* **THE EXERCISE**
In the entries below, find the lines that contain the word "主要内容" and copy them.

**** MATERIAL FOR THIS EXERCISE

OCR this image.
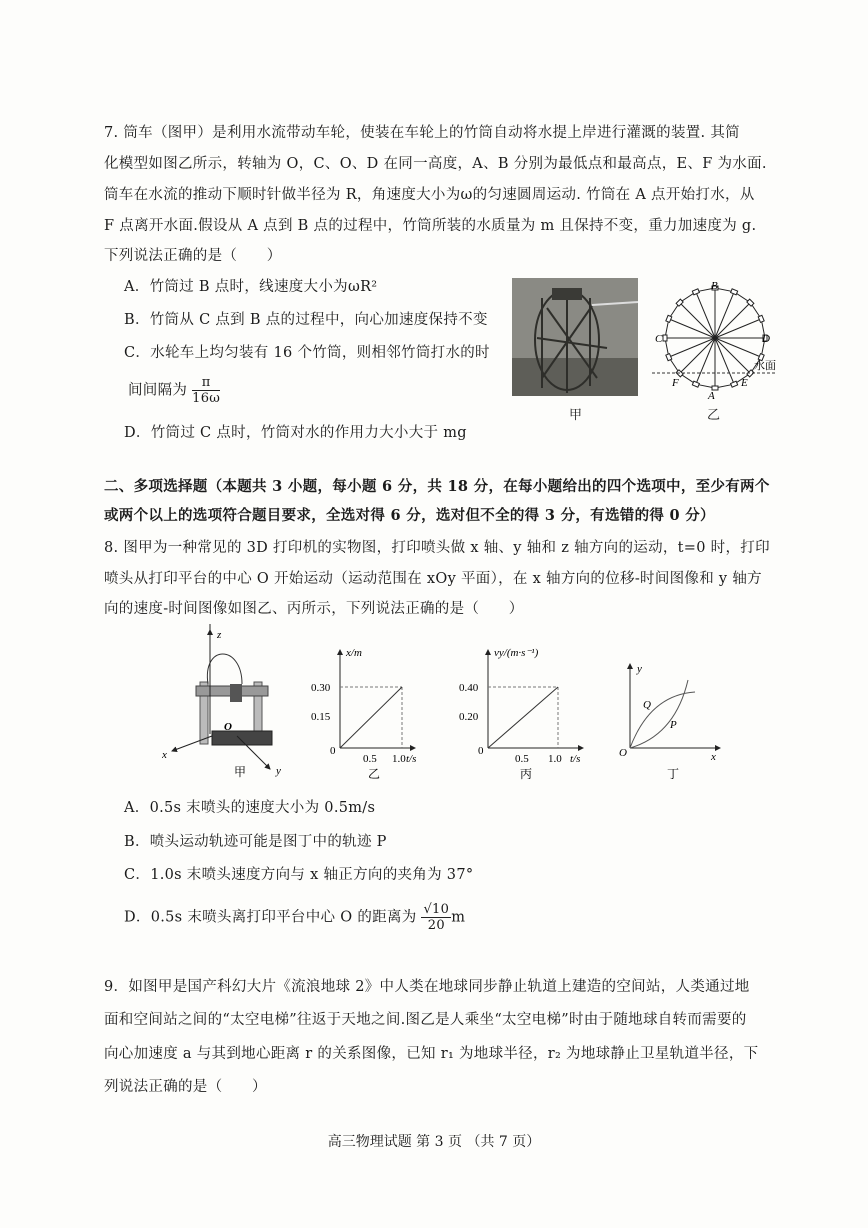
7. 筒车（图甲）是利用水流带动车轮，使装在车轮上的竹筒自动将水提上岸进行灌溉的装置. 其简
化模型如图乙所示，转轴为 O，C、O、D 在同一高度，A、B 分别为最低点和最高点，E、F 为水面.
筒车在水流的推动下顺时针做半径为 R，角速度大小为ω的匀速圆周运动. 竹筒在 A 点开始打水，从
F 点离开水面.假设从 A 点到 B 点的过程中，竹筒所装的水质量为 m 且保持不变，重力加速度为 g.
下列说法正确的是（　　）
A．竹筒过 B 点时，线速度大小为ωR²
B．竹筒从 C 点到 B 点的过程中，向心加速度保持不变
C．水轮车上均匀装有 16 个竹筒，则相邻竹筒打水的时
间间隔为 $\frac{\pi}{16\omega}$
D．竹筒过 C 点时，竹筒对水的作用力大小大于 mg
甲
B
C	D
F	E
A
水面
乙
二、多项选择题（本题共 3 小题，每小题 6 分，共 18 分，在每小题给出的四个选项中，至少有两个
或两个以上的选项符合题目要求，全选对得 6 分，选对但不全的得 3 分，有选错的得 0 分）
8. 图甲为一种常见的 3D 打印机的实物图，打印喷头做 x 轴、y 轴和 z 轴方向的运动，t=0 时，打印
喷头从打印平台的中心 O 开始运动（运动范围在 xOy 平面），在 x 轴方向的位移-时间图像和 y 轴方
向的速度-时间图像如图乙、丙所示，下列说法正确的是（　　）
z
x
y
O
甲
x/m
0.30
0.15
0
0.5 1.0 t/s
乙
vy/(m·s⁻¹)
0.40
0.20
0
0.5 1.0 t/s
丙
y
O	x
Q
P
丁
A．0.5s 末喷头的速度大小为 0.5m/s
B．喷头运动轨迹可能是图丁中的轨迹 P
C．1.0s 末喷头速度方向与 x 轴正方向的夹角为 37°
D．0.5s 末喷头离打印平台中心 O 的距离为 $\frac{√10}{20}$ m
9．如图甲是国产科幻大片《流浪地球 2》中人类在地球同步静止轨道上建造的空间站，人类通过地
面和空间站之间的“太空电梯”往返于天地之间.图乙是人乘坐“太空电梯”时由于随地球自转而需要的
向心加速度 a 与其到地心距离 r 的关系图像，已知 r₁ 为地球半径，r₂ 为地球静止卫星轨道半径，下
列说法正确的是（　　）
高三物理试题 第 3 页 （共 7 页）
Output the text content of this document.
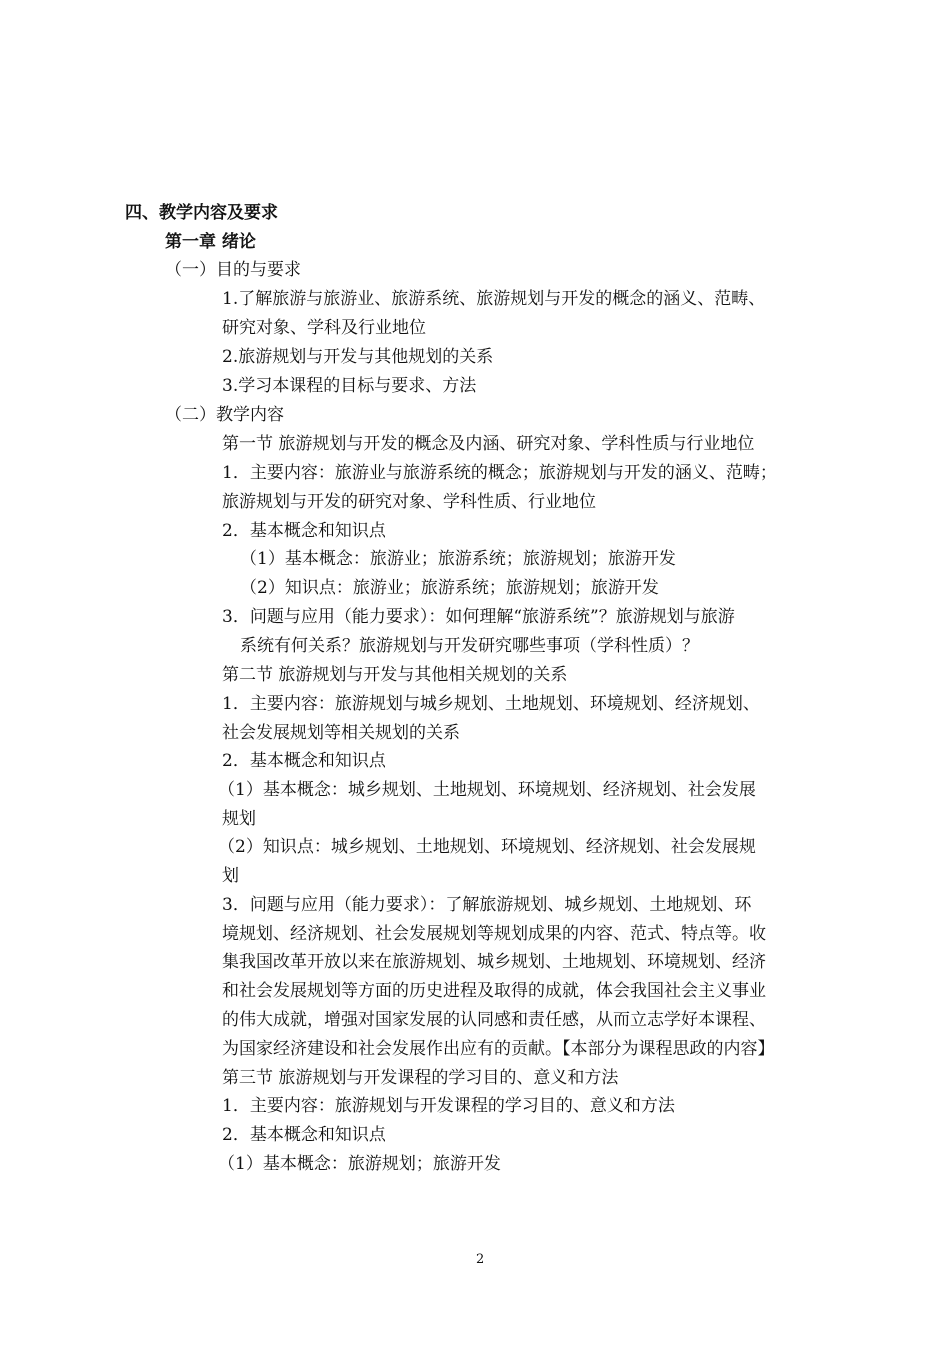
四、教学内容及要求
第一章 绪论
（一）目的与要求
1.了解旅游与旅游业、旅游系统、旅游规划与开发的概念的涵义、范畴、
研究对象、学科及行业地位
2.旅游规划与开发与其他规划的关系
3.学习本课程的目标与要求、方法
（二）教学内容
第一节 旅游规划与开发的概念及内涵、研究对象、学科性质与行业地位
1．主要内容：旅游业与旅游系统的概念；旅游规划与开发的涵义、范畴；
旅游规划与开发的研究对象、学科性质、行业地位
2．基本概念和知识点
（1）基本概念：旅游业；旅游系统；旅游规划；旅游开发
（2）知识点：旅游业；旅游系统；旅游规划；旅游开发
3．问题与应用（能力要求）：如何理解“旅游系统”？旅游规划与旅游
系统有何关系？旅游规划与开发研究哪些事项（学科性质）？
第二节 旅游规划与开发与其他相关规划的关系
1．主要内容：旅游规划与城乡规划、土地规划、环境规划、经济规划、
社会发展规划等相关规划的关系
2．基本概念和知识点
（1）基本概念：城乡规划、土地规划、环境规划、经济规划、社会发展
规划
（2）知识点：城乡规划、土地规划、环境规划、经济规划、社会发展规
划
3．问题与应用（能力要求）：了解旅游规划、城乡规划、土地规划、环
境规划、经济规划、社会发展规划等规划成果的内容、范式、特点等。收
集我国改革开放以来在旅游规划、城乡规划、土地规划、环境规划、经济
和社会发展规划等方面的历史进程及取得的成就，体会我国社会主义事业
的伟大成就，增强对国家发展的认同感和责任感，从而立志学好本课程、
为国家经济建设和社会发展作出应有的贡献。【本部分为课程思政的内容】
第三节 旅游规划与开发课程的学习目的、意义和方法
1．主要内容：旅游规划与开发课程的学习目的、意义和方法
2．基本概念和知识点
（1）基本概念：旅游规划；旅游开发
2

********

* **OUTPUT BELOW**
1．主要内容：旅游业与旅游系统的概念；旅游规划与开发的涵义、范畴；
1．主要内容：旅游规划与城乡规划、土地规划、环境规划、经济规划、
1．主要内容：旅游规划与开发课程的学习目的、意义和方法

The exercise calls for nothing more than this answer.